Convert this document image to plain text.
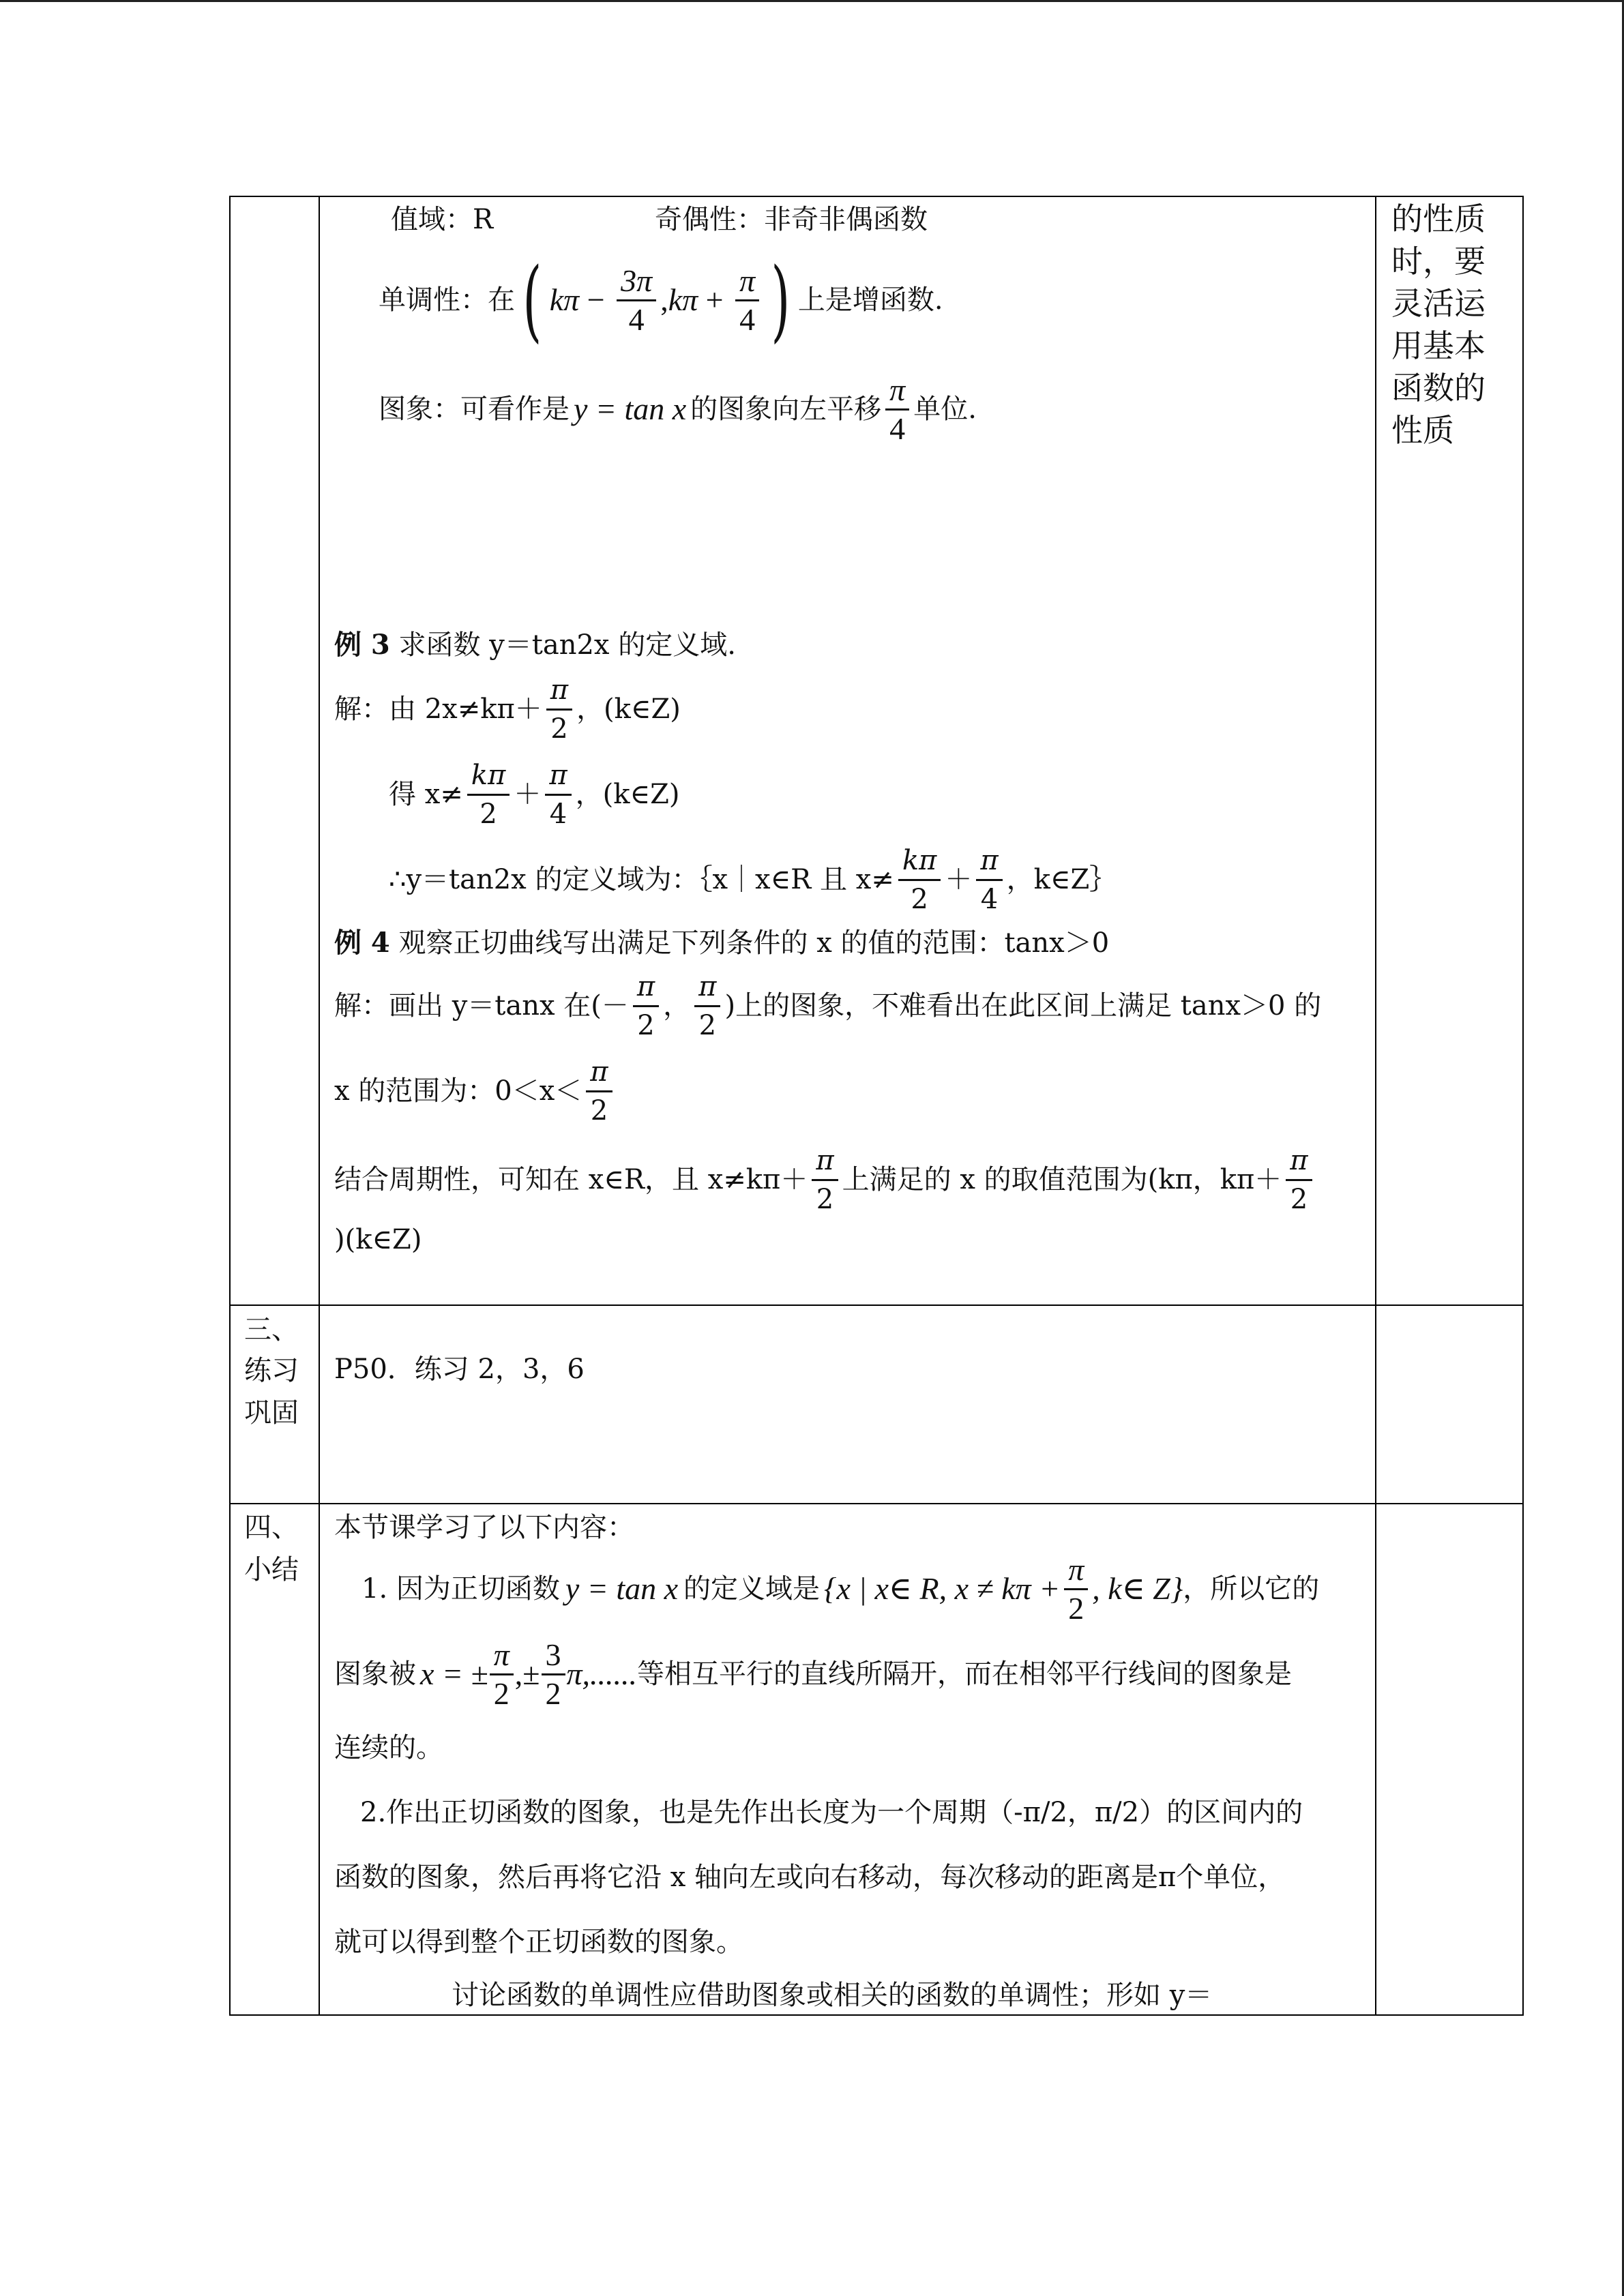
值域：R	奇偶性：非奇非偶函数
单调性：在 ( $k\pi - \frac{3\pi}{4}$ , $k\pi + \frac{\pi}{4}$ ) 上是增函数.
图象：可看作是 y = tan x 的图象向左平移 $\frac{\pi}{4}$ 单位.
例 3 求函数 y＝tan2x 的定义域.
解：由 $2x\ne k\pi+ \frac{\pi}{2}$ ，(k∈Z)
得 $x\ne \frac{k\pi}{2} + \frac{\pi}{4}$ ，(k∈Z)
∴y＝tan2x 的定义域为：｛x｜x∈R 且 $x\ne \frac{k\pi}{2} + \frac{\pi}{4}$ ，k∈Z｝
例 4 观察正切曲线写出满足下列条件的 x 的值的范围：tanx＞0
解：画出 y＝tanx 在(－ $\frac{\pi}{2}$ ， $\frac{\pi}{2}$ )上的图象，不难看出在此区间上满足 tanx＞0 的
x 的范围为：$0<x< \frac{\pi}{2}$
结合周期性，可知在 x∈R，且 $x\ne k\pi+ \frac{\pi}{2}$ 上满足的 x 的取值范围为(kπ，$k\pi+ \frac{\pi}{2}$
)(k∈Z)
的性质
时，要
灵活运
用基本
函数的
性质
三、
练习
巩固
P50．练习 2，3，6
四、
小结
本节课学习了以下内容：
1. 因为正切函数 y = tan x 的定义域是 {x | x∈ R, $x \ne k\pi + \frac{\pi}{2}$ , k∈ Z} ，所以它的
图象被 x = ± $\frac{\pi}{2}$ ,± $\frac{3}{2} \pi$,...... 等相互平行的直线所隔开，而在相邻平行线间的图象是
连续的。
2.作出正切函数的图象，也是先作出长度为一个周期（-π/2，π/2）的区间内的
函数的图象，然后再将它沿 x 轴向左或向右移动，每次移动的距离是π个单位，
就可以得到整个正切函数的图象。
讨论函数的单调性应借助图象或相关的函数的单调性；形如 y＝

== == ==

What you are asked to do.
The pictures should not appear in the copy; every other part of the records above must be returned exactly.

Output.
Convert this document image to plain text.
值域：R	奇偶性：非奇非偶函数
单调性：在 ( $k\pi - \frac{3\pi}{4}$ , $k\pi + \frac{\pi}{4}$ ) 上是增函数.
图象：可看作是 y = tan x 的图象向左平移 $\frac{\pi}{4}$ 单位.
例 3 求函数 y＝tan2x 的定义域.
解：由 $2x\ne k\pi+ \frac{\pi}{2}$ ，(k∈Z)
得 $x\ne \frac{k\pi}{2} + \frac{\pi}{4}$ ，(k∈Z)
∴y＝tan2x 的定义域为：｛x｜x∈R 且 $x\ne \frac{k\pi}{2} + \frac{\pi}{4}$ ，k∈Z｝
例 4 观察正切曲线写出满足下列条件的 x 的值的范围：tanx＞0
解：画出 y＝tanx 在(－ $\frac{\pi}{2}$ ， $\frac{\pi}{2}$ )上的图象，不难看出在此区间上满足 tanx＞0 的
x 的范围为：$0<x< \frac{\pi}{2}$
结合周期性，可知在 x∈R，且 $x\ne k\pi+ \frac{\pi}{2}$ 上满足的 x 的取值范围为(kπ，$k\pi+ \frac{\pi}{2}$
)(k∈Z)
的性质
时，要
灵活运
用基本
函数的
性质
三、
练习
巩固
P50．练习 2，3，6
四、
小结
本节课学习了以下内容：
1. 因为正切函数 y = tan x 的定义域是 {x | x∈ R, $x \ne k\pi + \frac{\pi}{2}$ , k∈ Z} ，所以它的
图象被 x = ± $\frac{\pi}{2}$ ,± $\frac{3}{2} \pi$,...... 等相互平行的直线所隔开，而在相邻平行线间的图象是
连续的。
2.作出正切函数的图象，也是先作出长度为一个周期（-π/2，π/2）的区间内的
函数的图象，然后再将它沿 x 轴向左或向右移动，每次移动的距离是π个单位，
就可以得到整个正切函数的图象。
讨论函数的单调性应借助图象或相关的函数的单调性；形如 y＝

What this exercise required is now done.